#### Deine Aufgaben
a. Gib aus dem Text über den Inflation Reduction Act den Abschnitt wortgetreu wieder, beginnend mit „Die Frage bleibt: Können“ und weiter bis einschließlich „nicht zielgebunden sind.“.
b. Mit welcher Summe will Washington laut dem Text über den Inflation Reduction Act grüne Technologien und verwandte Bereiche subventionieren?
c. Wie geht der Text über den Inflation Reduction Act weiter? Setze ihn im Anschluss an seinen letzten Satz fort.
=== Textauszug ===

    Im vergangenen Sommer hatte der Kongress den sogenannten „Inflation Reduction Act“ (IRA) verabschiedet, mit dem Washington grüne Technologien „made in USA“ sowie Elektroautos, Batterien, energieintensive Industrien und Projekte zu erneuerbaren Energien mit rund 370 Milliarden Dollar subventionieren will. Diskriminierend gegenüber Europa? Wettbewerbsverzerrend? Seit Monaten werden von allen Seiten Forderungen nach einer starken Reaktion der Gemeinschaft laut. Doch wie die aussehen könnte, da gehen die Meinungen weit auseinander. 

    Ein Subventionswettlauf mit den USA wäre für die EU kaum zu gewinnen

    Während Frankreich und Italien bereits mit einem Modell nach dem Vorbild der USA geliebäugelt hatten, mit dem die EU Subventionen an europäische Unternehmen ausschütten könnte, wenn sie ihre Produktionsstätten und Lieferketten in die Gemeinschaft verlagern, lehnen Mitgliedstaaten wie Deutschland einen solchen weitgehenden Schritt ab – schon gleich, wenn er bedeuten würde, neue EU-Schulden aufzunehmen. Experten weisen zudem darauf hin, dass die Europäer einen Wettlauf um Subventionen kaum gewinnen könnten. 

    Die Kommission schlug nun vor, die Vorgaben für staatliche Beihilfen in der EU, die wegen der Pandemie und des Kriegs in der Ukraine ohnehin schon gelockert wurden, weiter aufzuweichen. Das soll es den 27 Mitgliedstaaten ermöglichen, die heimische Industrie stärker zu subventionieren – mit mehr Steuergeld als bislang erlaubt, zudem über einen längeren Zeitraum. 

    EU-Abgeordneter Markus Pieper: "Nackten Staaten kann man nicht in die Taschen greifen."

    Die Maßnahmen könnten „ein Game-Changer für die europäische Industriepolitik und unsere zukünftige Wettbewerbsfähigkeit sein“, lobte der SPD-Europaparlamentarier Bernd Lange, wenn die Vorschläge zum Beihilfsrecht auch nur der Anfang sein können. „Wir brauchen eine grundlegende Reform, damit wir schneller agieren und reagieren können.“ Rasmus Andresen, der Sprecher der Europa-Grünen, bewertete den Vorschlag als „richtigen Ansatz“ und auch der CDU-Europaabgeordnete Markus Pieper nannte den flexibleren Beihilferahmen „notwendig und überfällig“, schränkte aber ein: „Nackten Staaten kann man nicht in die Tasche greifen.“

    Die Frage bleibt: Können Unternehmen so davon abgehalten werden, neue Standorte außerhalb der EU zu suchen oder Arbeitsplätze in andere Regionen wie die USA oder nach Asien zu verlagern? Es dürfte Streit geben im Kreis der 27 Staats- und Regierungschefs. Denn in einigen Hauptstädten geht die Sorge um, dass die Länder versuchen werden, sich zu überbieten. Manche Mitgliedstaaten könnten schlichtweg nicht mithalten. So warnten die Finanzminister von Österreich, Dänemark, Finnland, Estland, Irland, Tschechien und der Slowakei gerade erst in einem Brandbrief an die Kommission, man dürfe die europäische Wettbewerbsfähigkeit nicht auf dauerhaften beziehungsweise übermäßigen Staatshilfen beruhen lassen, die nicht zielgebunden sind.
=== Die Daten ===
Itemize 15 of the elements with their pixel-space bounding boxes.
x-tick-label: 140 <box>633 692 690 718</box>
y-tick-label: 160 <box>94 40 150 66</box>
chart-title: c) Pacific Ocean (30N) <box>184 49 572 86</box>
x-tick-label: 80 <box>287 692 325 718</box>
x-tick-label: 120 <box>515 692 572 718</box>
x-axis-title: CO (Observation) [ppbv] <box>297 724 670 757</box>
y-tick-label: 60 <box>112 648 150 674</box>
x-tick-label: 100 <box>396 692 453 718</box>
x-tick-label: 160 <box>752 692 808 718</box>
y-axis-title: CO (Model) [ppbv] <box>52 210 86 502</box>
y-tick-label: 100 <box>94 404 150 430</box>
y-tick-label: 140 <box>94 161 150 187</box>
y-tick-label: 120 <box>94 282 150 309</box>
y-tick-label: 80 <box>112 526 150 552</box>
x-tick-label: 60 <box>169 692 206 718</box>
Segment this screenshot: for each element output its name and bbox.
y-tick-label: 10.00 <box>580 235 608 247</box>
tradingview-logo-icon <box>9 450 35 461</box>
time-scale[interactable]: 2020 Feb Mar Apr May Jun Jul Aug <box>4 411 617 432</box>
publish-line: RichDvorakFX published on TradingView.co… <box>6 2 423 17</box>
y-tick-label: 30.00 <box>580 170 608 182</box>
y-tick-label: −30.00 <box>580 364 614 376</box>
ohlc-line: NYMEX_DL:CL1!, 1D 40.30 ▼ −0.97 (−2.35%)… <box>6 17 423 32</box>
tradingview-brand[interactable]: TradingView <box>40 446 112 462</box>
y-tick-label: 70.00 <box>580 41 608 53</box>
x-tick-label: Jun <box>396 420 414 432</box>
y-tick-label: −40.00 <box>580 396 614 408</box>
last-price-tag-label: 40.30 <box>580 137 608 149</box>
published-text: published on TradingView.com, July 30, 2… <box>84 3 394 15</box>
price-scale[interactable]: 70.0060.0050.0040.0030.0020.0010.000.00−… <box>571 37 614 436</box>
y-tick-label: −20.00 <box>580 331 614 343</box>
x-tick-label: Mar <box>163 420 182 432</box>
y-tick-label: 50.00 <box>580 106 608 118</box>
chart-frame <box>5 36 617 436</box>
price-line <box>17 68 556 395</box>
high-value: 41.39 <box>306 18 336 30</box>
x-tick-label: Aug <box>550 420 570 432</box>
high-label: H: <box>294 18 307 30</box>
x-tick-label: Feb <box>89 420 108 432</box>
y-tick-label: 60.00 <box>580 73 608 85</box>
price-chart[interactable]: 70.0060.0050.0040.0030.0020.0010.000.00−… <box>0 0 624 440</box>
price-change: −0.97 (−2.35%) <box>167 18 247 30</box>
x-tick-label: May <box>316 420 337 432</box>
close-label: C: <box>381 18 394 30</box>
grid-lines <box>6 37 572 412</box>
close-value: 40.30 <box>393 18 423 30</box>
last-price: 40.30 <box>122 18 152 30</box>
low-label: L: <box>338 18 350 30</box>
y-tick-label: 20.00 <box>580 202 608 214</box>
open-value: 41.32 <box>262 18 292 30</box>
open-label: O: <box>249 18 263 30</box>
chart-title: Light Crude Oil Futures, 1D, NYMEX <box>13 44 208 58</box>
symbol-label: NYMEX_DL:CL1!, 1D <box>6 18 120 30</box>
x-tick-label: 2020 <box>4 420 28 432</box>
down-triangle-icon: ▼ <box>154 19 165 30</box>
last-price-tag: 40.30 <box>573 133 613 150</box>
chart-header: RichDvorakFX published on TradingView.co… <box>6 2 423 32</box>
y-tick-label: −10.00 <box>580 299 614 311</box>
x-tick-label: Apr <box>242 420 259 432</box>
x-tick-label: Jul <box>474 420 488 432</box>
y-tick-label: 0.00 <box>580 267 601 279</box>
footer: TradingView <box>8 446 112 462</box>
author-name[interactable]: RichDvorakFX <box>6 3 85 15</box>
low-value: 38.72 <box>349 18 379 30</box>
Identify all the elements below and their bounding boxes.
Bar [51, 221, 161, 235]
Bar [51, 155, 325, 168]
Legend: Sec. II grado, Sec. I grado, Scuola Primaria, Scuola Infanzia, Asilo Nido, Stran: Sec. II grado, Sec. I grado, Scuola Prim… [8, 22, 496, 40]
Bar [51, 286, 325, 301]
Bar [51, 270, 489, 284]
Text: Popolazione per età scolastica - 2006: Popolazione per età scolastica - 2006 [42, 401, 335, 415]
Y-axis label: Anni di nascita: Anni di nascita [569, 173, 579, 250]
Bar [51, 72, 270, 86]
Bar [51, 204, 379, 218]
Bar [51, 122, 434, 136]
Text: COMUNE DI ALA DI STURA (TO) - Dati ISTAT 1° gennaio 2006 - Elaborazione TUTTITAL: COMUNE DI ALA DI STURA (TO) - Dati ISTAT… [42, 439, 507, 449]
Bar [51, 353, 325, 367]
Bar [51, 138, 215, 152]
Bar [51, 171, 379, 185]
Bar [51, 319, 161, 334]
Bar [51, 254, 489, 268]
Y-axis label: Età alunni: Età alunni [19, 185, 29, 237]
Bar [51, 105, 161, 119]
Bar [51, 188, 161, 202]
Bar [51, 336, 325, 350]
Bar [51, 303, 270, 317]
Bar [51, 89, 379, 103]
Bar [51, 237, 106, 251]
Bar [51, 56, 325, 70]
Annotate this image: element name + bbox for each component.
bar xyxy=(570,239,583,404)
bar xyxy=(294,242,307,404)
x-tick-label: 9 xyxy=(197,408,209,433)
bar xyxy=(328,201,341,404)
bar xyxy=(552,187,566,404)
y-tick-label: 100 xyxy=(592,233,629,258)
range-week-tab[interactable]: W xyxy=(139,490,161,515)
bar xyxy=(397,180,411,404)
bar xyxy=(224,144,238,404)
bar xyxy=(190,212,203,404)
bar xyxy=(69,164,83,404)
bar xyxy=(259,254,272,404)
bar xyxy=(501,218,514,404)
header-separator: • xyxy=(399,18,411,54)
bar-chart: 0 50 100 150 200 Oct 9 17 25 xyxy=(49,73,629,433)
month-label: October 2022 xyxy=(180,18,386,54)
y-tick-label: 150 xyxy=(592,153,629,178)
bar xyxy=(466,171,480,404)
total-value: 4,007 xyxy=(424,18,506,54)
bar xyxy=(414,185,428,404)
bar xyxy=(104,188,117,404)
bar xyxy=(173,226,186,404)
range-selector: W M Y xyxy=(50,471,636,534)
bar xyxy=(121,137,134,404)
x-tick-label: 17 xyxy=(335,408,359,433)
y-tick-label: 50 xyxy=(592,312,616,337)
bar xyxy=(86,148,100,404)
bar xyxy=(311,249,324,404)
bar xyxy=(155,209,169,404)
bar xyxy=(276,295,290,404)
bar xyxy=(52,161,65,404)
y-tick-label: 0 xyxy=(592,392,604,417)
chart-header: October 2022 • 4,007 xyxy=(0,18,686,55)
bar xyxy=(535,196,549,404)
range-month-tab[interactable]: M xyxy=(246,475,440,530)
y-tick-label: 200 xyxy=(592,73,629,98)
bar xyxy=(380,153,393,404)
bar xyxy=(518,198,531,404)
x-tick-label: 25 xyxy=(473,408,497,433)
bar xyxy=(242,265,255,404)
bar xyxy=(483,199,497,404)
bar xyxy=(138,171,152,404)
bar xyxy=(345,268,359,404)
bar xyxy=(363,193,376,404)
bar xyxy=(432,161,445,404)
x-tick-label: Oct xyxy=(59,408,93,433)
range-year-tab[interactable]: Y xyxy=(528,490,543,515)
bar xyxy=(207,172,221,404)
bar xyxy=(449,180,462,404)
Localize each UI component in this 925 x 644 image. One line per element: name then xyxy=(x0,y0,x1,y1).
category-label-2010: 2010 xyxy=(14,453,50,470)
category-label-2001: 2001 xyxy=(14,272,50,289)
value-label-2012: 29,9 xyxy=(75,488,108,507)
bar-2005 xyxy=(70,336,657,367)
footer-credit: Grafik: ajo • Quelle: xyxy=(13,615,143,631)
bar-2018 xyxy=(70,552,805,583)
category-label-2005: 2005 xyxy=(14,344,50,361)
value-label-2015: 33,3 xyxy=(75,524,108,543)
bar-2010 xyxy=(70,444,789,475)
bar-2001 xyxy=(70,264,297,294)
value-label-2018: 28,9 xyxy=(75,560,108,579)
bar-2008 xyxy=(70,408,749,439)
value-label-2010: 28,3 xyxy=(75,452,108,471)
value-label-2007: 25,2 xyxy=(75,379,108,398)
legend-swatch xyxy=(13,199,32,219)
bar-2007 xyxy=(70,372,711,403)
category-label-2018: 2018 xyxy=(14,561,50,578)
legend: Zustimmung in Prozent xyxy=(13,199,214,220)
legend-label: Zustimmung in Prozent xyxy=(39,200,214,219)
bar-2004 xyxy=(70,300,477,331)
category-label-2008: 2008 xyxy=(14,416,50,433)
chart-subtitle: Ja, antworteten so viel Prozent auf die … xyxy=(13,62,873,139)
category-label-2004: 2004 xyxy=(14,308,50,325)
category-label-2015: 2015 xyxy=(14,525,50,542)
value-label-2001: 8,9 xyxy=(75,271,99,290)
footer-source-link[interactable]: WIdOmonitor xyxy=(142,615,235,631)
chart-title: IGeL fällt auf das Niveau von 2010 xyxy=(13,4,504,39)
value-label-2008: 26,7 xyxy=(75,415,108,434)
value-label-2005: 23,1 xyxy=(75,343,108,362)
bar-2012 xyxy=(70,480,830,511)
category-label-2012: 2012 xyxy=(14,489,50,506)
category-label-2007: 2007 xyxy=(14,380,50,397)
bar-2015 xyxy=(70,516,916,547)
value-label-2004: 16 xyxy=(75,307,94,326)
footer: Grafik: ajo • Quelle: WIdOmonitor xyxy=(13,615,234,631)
===
#### Antworten nach Nummer
a.
Die Frage bleibt: Können Unternehmen so davon abgehalten werden, neue Standorte außerhalb der EU zu suchen oder Arbeitsplätze in andere Regionen wie die USA oder nach Asien zu verlagern? Es dürfte Streit geben im Kreis der 27 Staats- und Regierungschefs. Denn in einigen Hauptstädten geht die Sorge um, dass die Länder versuchen werden, sich zu überbieten. Manche Mitgliedstaaten könnten schlichtweg nicht mithalten. So warnten die Finanzminister von Österreich, Dänemark, Finnland, Estland, Irland, Tschechien und der Slowakei gerade erst in einem Brandbrief an die Kommission, man dürfe die europäische Wettbewerbsfähigkeit nicht auf dauerhaften beziehungsweise übermäßigen Staatshilfen beruhen lassen, die nicht zielgebunden sind.

b. Mit rund 370 Milliarden Dollar.

c.
    Die Mittel sollen zu großen Teilen aus dem EU-Corona-Wiederaufbaufonds kommen

    Frisches Geld ist in dem Paket jedoch kaum zu finden, neue Schulden will man vermeiden. Das Stichwort lautet Umschichtung. So sollen etwa dreistellige Millionen-Beträge aus dem Corona-Wiederaufbaufonds kommen, die in den Ausbau nachhaltiger Technologien gesteckt werden sollen, etwa für die Herstellung von Elektroautos oder die Nutzung moderner Halbleiterproduktion. Zudem will man Mittel aus privaten Quellen mobilisieren. Die Frage, wie viele Millionen genau gebraucht werden, blieb am Mittwoch unbeantwortet. „Im Moment müssen wir mit dem arbeiten, was wir gerade haben“, sagte die Kommissionschefin Ursula von der Leyen. „Die EU-Kommission beweist mal wieder ihre Taschenspielertricks, indem sie Mittel von A nach B schiebt und diese jeweils mit neuen Überschriften versieht“, kritisierte der CSU-Europaabgeordnete Markus Ferber und warf der Behörde „Einfallslosigkeit“ vor.